EXTRAIT FOURNI —
==============================

Lettres de Georges Bataille à Roger Caillois
Par Georges 
            Bertin
              
Ouvrage:
                Bouler, Jean-Pierre: Lettres de Georges Bataille à Roger Caillois 
                (1935-1959), du Surréalisme au Collège de Sociologie. éd: 
                Folle Avoine. 
              
      De 1935 à 1959, 
            Georges Bataille entretient une correspondance assidue avec Roger 
            Caillois. De celle-ci, on ne conserve que les lettres de Bataille, 
            celles de Caillois ayant disparu, sans doute détruites par Bataille 
            lui-même, sauf deux d'entr'elles qui ont échappé au feu. 
            
      Même tronquée, cette 
            correspondance se révèle extrêmement riche car elle éclaire d'un 
            jour particulier, celui que confère aux idées leur environnement 
            socio-affectif, le relations de ces deux monstres sacrés de la 
            littérature du XXème siècle. Elle a été publiée en 1986 par 
            Jean-Pierre Le Bouler chez Folle Avoine. 
            
      Mais d'abord 
            resituons les deux auteurs.

==============================

LISTE DES TÂCHES —
a: Transcrivez fidèlement le passage de l'extrait fourni qui commence par les mots contenant « Même tronquée, cette » et s'achève sur « les deux auteurs. ».
b: D'après l'extrait fourni, en quelle année et chez quel éditeur les lettres de Bataille à Caillois ont-elles été publiées ?

DONNÉES FOURNIES —
==============================

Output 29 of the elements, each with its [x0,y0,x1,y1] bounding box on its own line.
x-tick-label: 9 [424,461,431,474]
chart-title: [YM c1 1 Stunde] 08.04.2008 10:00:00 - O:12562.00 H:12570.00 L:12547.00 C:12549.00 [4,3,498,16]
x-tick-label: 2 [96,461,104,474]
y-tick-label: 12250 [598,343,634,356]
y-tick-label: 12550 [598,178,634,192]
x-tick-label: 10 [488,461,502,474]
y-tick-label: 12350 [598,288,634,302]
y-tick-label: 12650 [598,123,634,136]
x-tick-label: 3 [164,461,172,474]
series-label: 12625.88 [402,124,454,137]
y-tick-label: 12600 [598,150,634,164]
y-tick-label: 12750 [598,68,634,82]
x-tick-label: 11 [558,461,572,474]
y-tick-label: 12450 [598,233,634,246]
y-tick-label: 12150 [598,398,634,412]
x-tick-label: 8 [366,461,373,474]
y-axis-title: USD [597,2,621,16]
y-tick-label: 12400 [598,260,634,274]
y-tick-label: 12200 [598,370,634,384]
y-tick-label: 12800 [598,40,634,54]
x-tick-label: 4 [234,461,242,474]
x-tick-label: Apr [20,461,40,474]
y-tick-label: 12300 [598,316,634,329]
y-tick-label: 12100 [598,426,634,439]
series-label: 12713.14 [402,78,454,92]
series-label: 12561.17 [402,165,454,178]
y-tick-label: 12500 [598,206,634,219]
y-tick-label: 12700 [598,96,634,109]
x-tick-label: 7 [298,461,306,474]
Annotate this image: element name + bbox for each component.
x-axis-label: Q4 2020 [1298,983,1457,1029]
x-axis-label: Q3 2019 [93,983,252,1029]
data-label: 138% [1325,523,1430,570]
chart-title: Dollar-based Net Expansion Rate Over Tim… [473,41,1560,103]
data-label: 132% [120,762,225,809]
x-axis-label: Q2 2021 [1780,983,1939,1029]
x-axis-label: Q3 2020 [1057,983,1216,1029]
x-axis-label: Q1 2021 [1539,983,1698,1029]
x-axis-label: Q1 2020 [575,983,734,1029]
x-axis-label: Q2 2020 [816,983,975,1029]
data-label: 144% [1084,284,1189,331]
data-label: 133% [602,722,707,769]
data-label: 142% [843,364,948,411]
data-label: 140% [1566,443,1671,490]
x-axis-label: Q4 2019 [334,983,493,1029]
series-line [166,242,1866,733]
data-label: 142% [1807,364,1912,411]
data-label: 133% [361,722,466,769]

==============================

RÉPONSES AUX TÂCHES —
a:
Même tronquée, cette 
            correspondance se révèle extrêmement riche car elle éclaire d'un 
            jour particulier, celui que confère aux idées leur environnement 
            socio-affectif, le relations de ces deux monstres sacrés de la 
            littérature du XXème siècle. Elle a été publiée en 1986 par 
            Jean-Pierre Le Bouler chez Folle Avoine. 
            
      Mais d'abord 
            resituons les deux auteurs.

b: En 1986, chez Folle Avoine.